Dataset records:
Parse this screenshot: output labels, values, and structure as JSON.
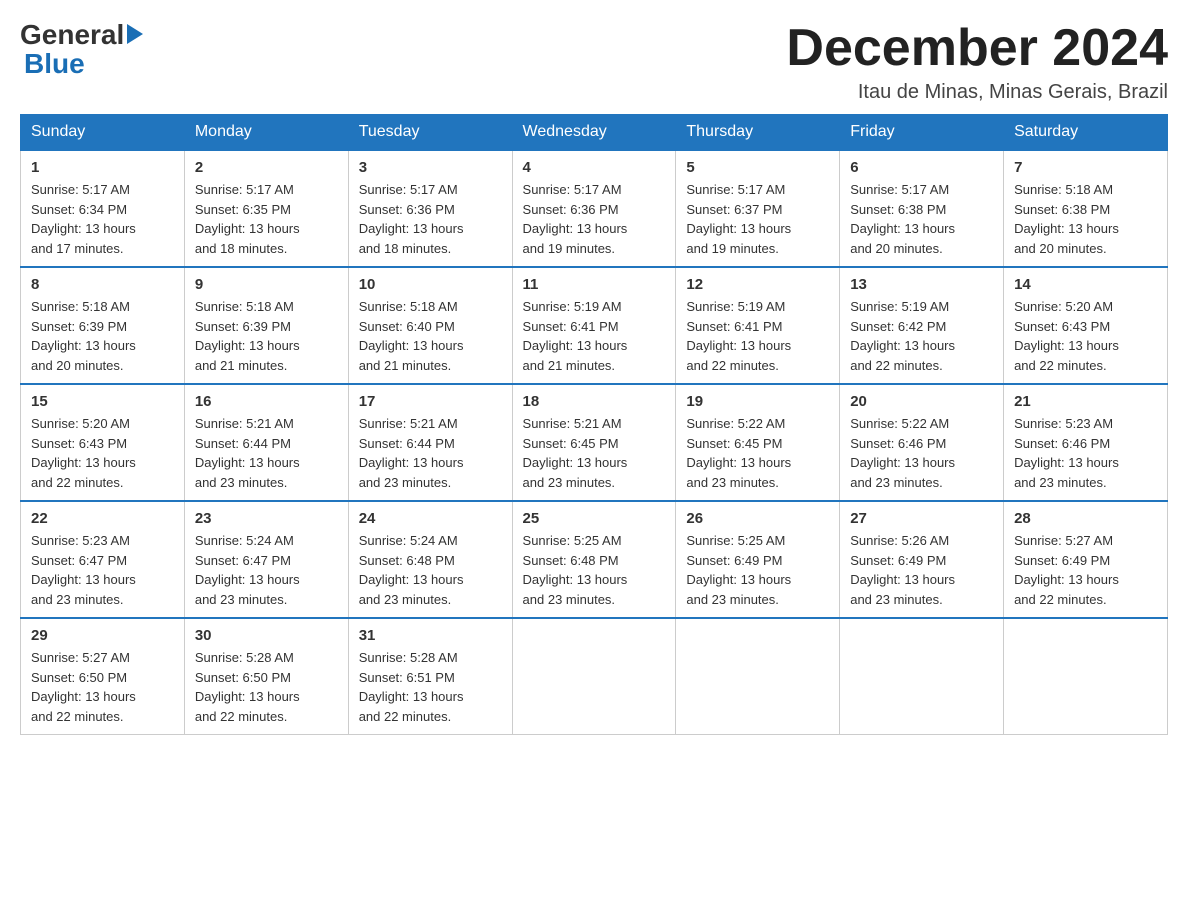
{
  "header": {
    "logo_general": "General",
    "logo_blue": "Blue",
    "month_title": "December 2024",
    "subtitle": "Itau de Minas, Minas Gerais, Brazil"
  },
  "days_of_week": [
    "Sunday",
    "Monday",
    "Tuesday",
    "Wednesday",
    "Thursday",
    "Friday",
    "Saturday"
  ],
  "weeks": [
    [
      {
        "day": "1",
        "sunrise": "5:17 AM",
        "sunset": "6:34 PM",
        "daylight": "13 hours and 17 minutes."
      },
      {
        "day": "2",
        "sunrise": "5:17 AM",
        "sunset": "6:35 PM",
        "daylight": "13 hours and 18 minutes."
      },
      {
        "day": "3",
        "sunrise": "5:17 AM",
        "sunset": "6:36 PM",
        "daylight": "13 hours and 18 minutes."
      },
      {
        "day": "4",
        "sunrise": "5:17 AM",
        "sunset": "6:36 PM",
        "daylight": "13 hours and 19 minutes."
      },
      {
        "day": "5",
        "sunrise": "5:17 AM",
        "sunset": "6:37 PM",
        "daylight": "13 hours and 19 minutes."
      },
      {
        "day": "6",
        "sunrise": "5:17 AM",
        "sunset": "6:38 PM",
        "daylight": "13 hours and 20 minutes."
      },
      {
        "day": "7",
        "sunrise": "5:18 AM",
        "sunset": "6:38 PM",
        "daylight": "13 hours and 20 minutes."
      }
    ],
    [
      {
        "day": "8",
        "sunrise": "5:18 AM",
        "sunset": "6:39 PM",
        "daylight": "13 hours and 20 minutes."
      },
      {
        "day": "9",
        "sunrise": "5:18 AM",
        "sunset": "6:39 PM",
        "daylight": "13 hours and 21 minutes."
      },
      {
        "day": "10",
        "sunrise": "5:18 AM",
        "sunset": "6:40 PM",
        "daylight": "13 hours and 21 minutes."
      },
      {
        "day": "11",
        "sunrise": "5:19 AM",
        "sunset": "6:41 PM",
        "daylight": "13 hours and 21 minutes."
      },
      {
        "day": "12",
        "sunrise": "5:19 AM",
        "sunset": "6:41 PM",
        "daylight": "13 hours and 22 minutes."
      },
      {
        "day": "13",
        "sunrise": "5:19 AM",
        "sunset": "6:42 PM",
        "daylight": "13 hours and 22 minutes."
      },
      {
        "day": "14",
        "sunrise": "5:20 AM",
        "sunset": "6:43 PM",
        "daylight": "13 hours and 22 minutes."
      }
    ],
    [
      {
        "day": "15",
        "sunrise": "5:20 AM",
        "sunset": "6:43 PM",
        "daylight": "13 hours and 22 minutes."
      },
      {
        "day": "16",
        "sunrise": "5:21 AM",
        "sunset": "6:44 PM",
        "daylight": "13 hours and 23 minutes."
      },
      {
        "day": "17",
        "sunrise": "5:21 AM",
        "sunset": "6:44 PM",
        "daylight": "13 hours and 23 minutes."
      },
      {
        "day": "18",
        "sunrise": "5:21 AM",
        "sunset": "6:45 PM",
        "daylight": "13 hours and 23 minutes."
      },
      {
        "day": "19",
        "sunrise": "5:22 AM",
        "sunset": "6:45 PM",
        "daylight": "13 hours and 23 minutes."
      },
      {
        "day": "20",
        "sunrise": "5:22 AM",
        "sunset": "6:46 PM",
        "daylight": "13 hours and 23 minutes."
      },
      {
        "day": "21",
        "sunrise": "5:23 AM",
        "sunset": "6:46 PM",
        "daylight": "13 hours and 23 minutes."
      }
    ],
    [
      {
        "day": "22",
        "sunrise": "5:23 AM",
        "sunset": "6:47 PM",
        "daylight": "13 hours and 23 minutes."
      },
      {
        "day": "23",
        "sunrise": "5:24 AM",
        "sunset": "6:47 PM",
        "daylight": "13 hours and 23 minutes."
      },
      {
        "day": "24",
        "sunrise": "5:24 AM",
        "sunset": "6:48 PM",
        "daylight": "13 hours and 23 minutes."
      },
      {
        "day": "25",
        "sunrise": "5:25 AM",
        "sunset": "6:48 PM",
        "daylight": "13 hours and 23 minutes."
      },
      {
        "day": "26",
        "sunrise": "5:25 AM",
        "sunset": "6:49 PM",
        "daylight": "13 hours and 23 minutes."
      },
      {
        "day": "27",
        "sunrise": "5:26 AM",
        "sunset": "6:49 PM",
        "daylight": "13 hours and 23 minutes."
      },
      {
        "day": "28",
        "sunrise": "5:27 AM",
        "sunset": "6:49 PM",
        "daylight": "13 hours and 22 minutes."
      }
    ],
    [
      {
        "day": "29",
        "sunrise": "5:27 AM",
        "sunset": "6:50 PM",
        "daylight": "13 hours and 22 minutes."
      },
      {
        "day": "30",
        "sunrise": "5:28 AM",
        "sunset": "6:50 PM",
        "daylight": "13 hours and 22 minutes."
      },
      {
        "day": "31",
        "sunrise": "5:28 AM",
        "sunset": "6:51 PM",
        "daylight": "13 hours and 22 minutes."
      },
      null,
      null,
      null,
      null
    ]
  ],
  "labels": {
    "sunrise": "Sunrise:",
    "sunset": "Sunset:",
    "daylight": "Daylight:"
  }
}
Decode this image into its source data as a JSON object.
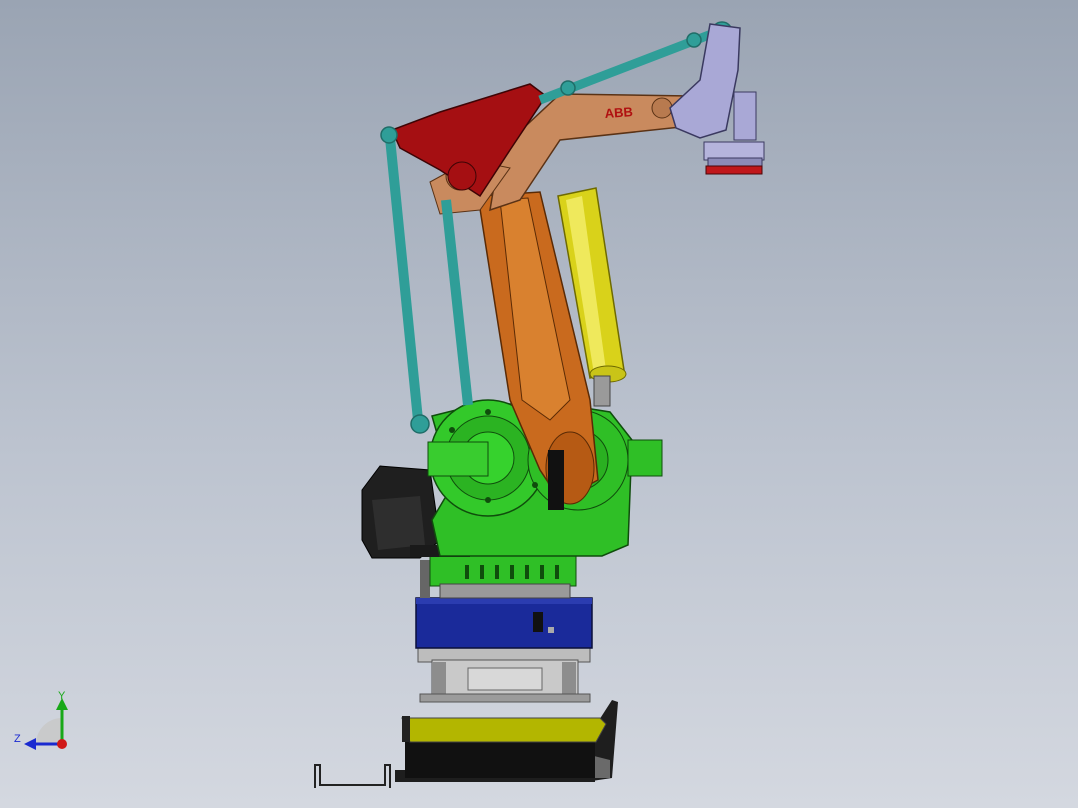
{
  "viewport": {
    "background_top": "#9aa4b3",
    "background_bottom": "#d4d8e0"
  },
  "model": {
    "brand_label": "ABB",
    "parts": {
      "upper_arm": "#c98a5e",
      "lower_arm": "#c96a1e",
      "red_link": "#a50f12",
      "teal_rods": "#2f9e98",
      "yellow_cylinder": "#d9d21a",
      "base_body": "#2fbf26",
      "motor_block": "#1f1f1f",
      "turntable_plate": "#1a2a9a",
      "frame_grey": "#b8b8b8",
      "pallet_yellow": "#b8b800",
      "wrist_lavender": "#a9a8d6",
      "flange_red": "#c0171b"
    }
  },
  "triad": {
    "y_label": "Y",
    "z_label": "Z",
    "colors": {
      "y": "#18a818",
      "z": "#1a2ad0",
      "x": "#d01818"
    }
  }
}
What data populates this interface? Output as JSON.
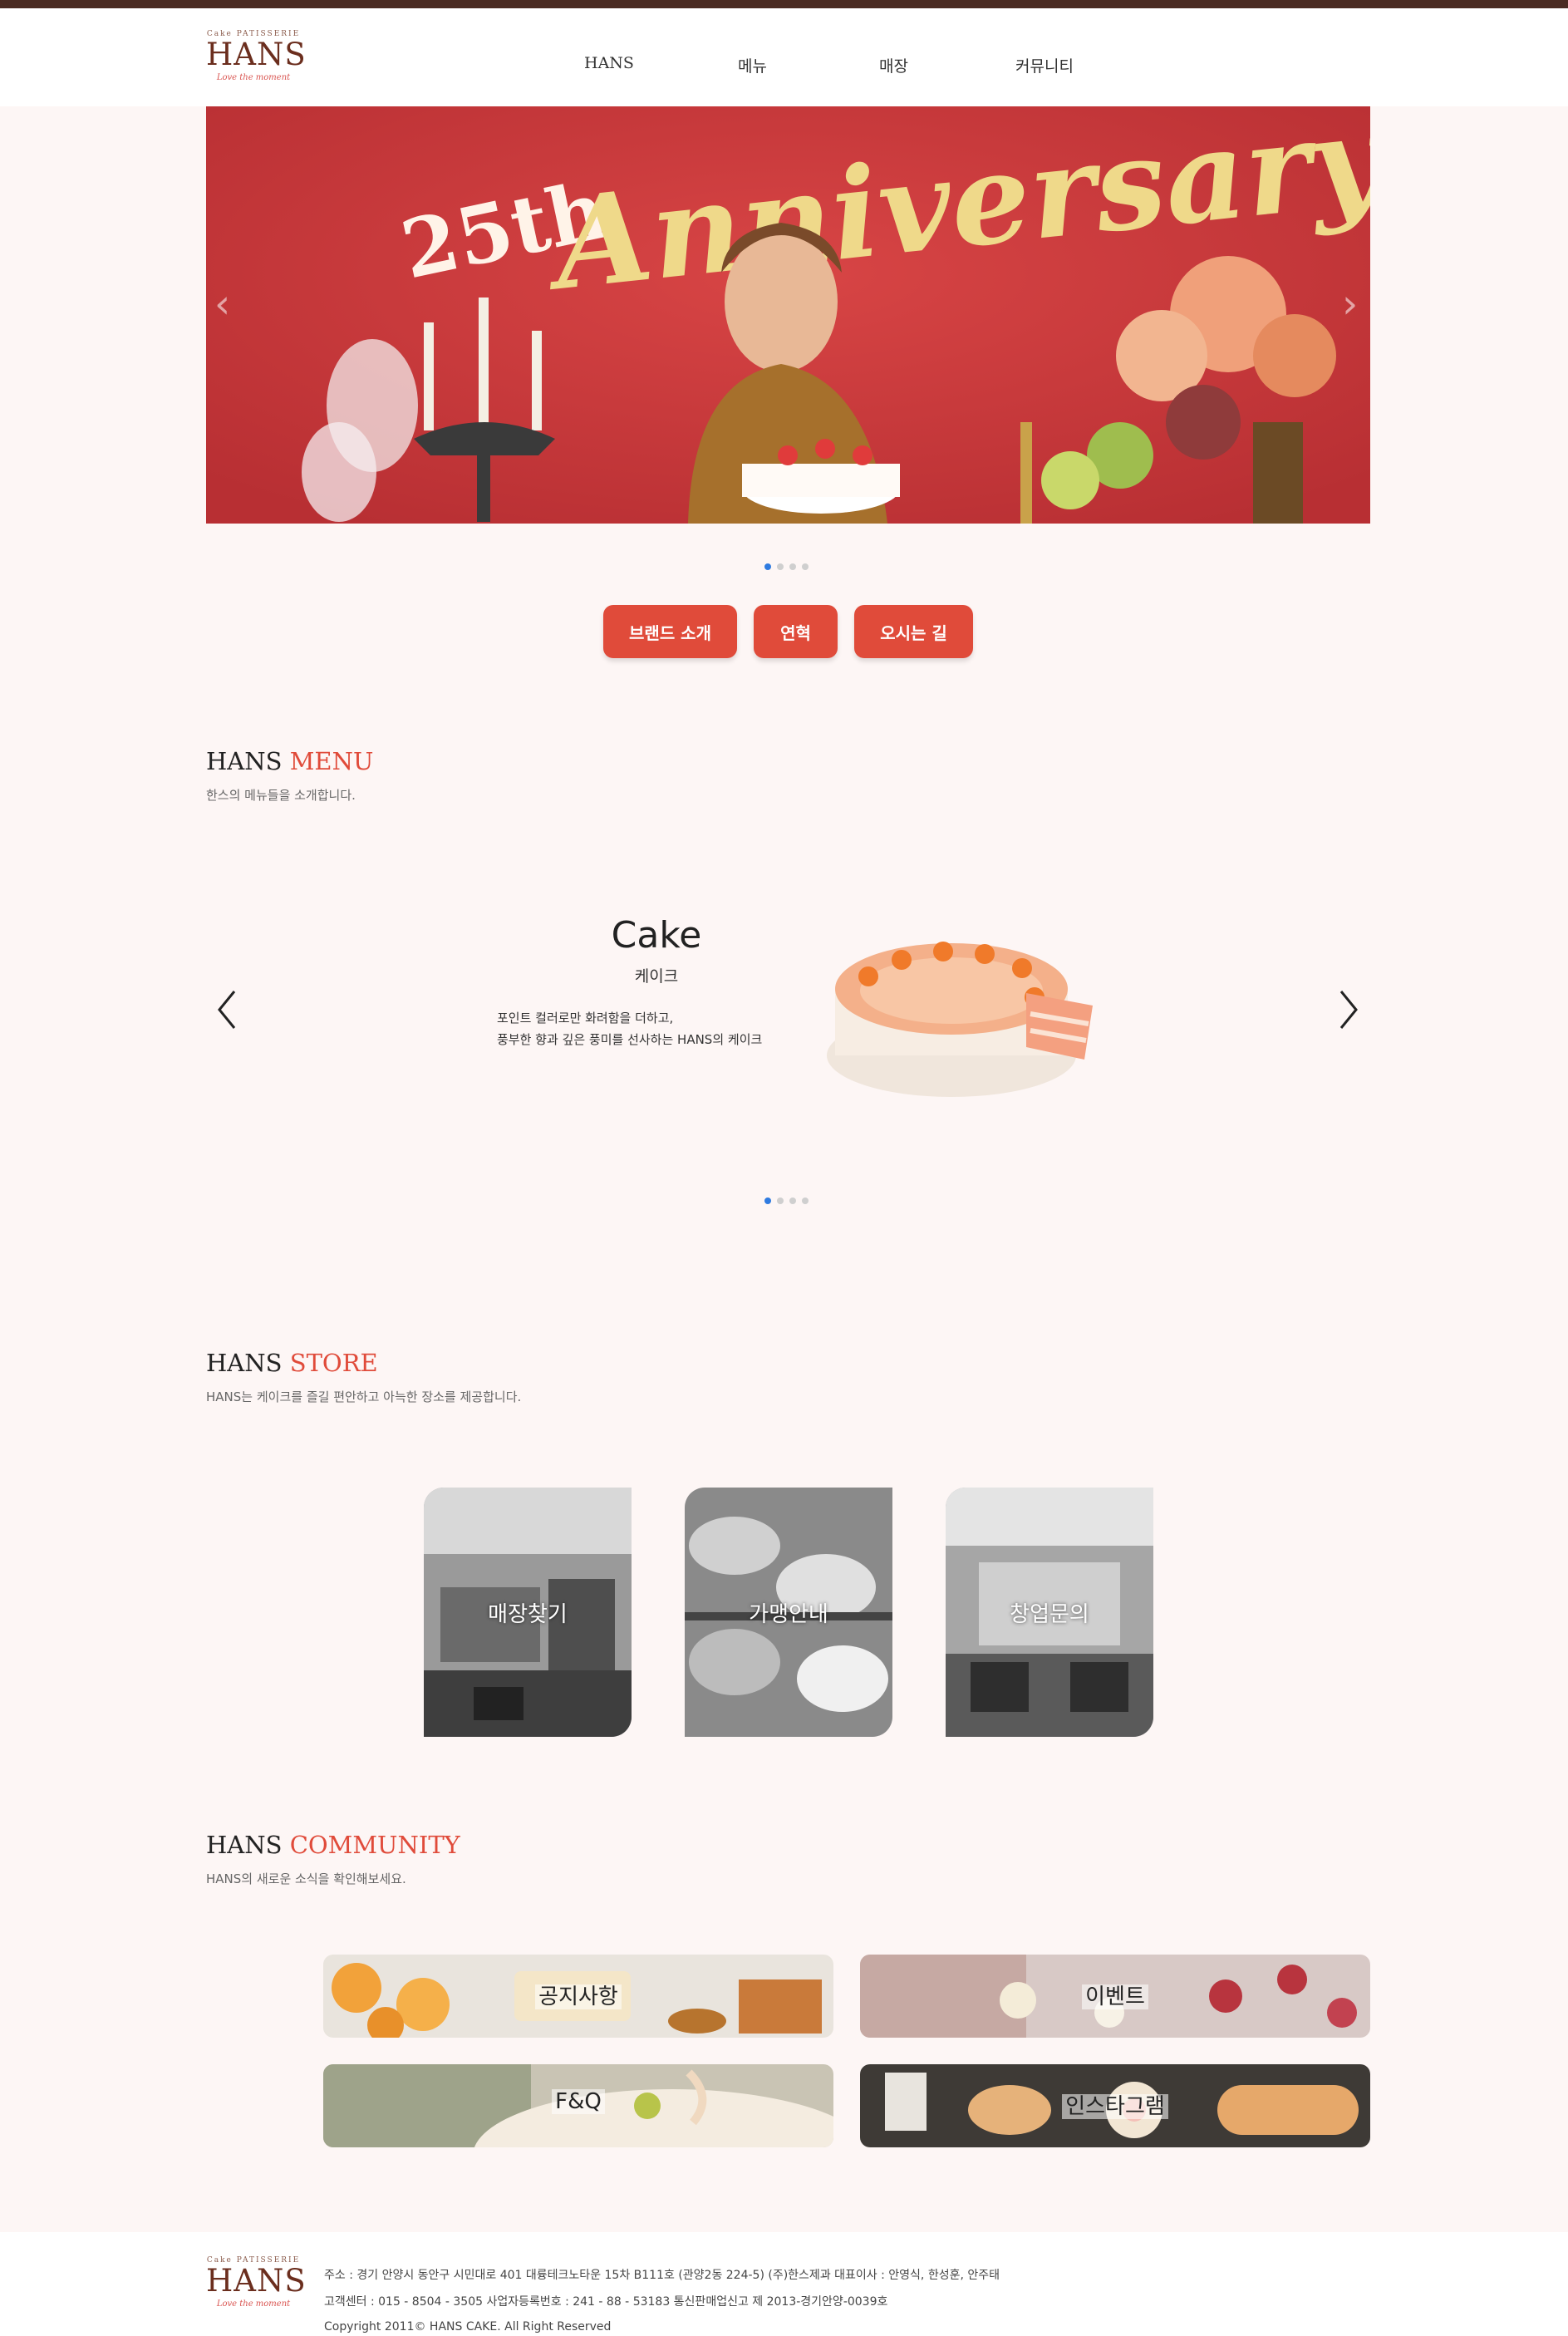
{
  "logo": {
    "small": "Cake PATISSERIE",
    "brand": "HANS",
    "tagline": "Love the moment"
  },
  "nav": [
    "HANS",
    "메뉴",
    "매장",
    "커뮤니티"
  ],
  "banner": {
    "headline_number": "25th",
    "headline_word": "Anniversary",
    "prev_icon": "chevron-left-icon",
    "next_icon": "chevron-right-icon"
  },
  "buttons": [
    "브랜드 소개",
    "연혁",
    "오시는 길"
  ],
  "menu_section": {
    "title_main": "HANS",
    "title_accent": "MENU",
    "subtitle": "한스의 메뉴들을 소개합니다.",
    "item": {
      "name": "Cake",
      "name_kr": "케이크",
      "desc_line1": "포인트 컬러로만 화려함을 더하고,",
      "desc_line2": "풍부한 향과 깊은 풍미를 선사하는 HANS의 케이크"
    }
  },
  "store_section": {
    "title_main": "HANS",
    "title_accent": "STORE",
    "subtitle": "HANS는 케이크를 즐길 편안하고 아늑한 장소를 제공합니다.",
    "cards": [
      "매장찾기",
      "가맹안내",
      "창업문의"
    ]
  },
  "community_section": {
    "title_main": "HANS",
    "title_accent": "COMMUNITY",
    "subtitle": "HANS의 새로운 소식을 확인해보세요.",
    "cards": [
      "공지사항",
      "이벤트",
      "F&Q",
      "인스타그램"
    ]
  },
  "footer": {
    "line1": "주소 : 경기 안양시 동안구 시민대로 401 대륭테크노타운 15차 B111호 (관양2동 224-5) (주)한스제과 대표이사 : 안영식, 한성훈, 안주태",
    "line2": "고객센터 : 015 - 8504 - 3505 사업자등록번호 : 241 - 88 - 53183 통신판매업신고 제 2013-경기안양-0039호",
    "copyright": "Copyright 2011© HANS CAKE. All Right Reserved"
  },
  "colors": {
    "accent": "#e04b3a",
    "brand": "#6b2e1e",
    "banner_bg": "#c93a3a",
    "dot_active": "#2f7be0"
  }
}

Exercise aim :: Copy and report every line where the word "HANS의" is present.

Solution for this problem ::
      "desc_line2": "풍부한 향과 깊은 풍미를 선사하는 HANS의 케이크"
    "subtitle": "HANS의 새로운 소식을 확인해보세요.",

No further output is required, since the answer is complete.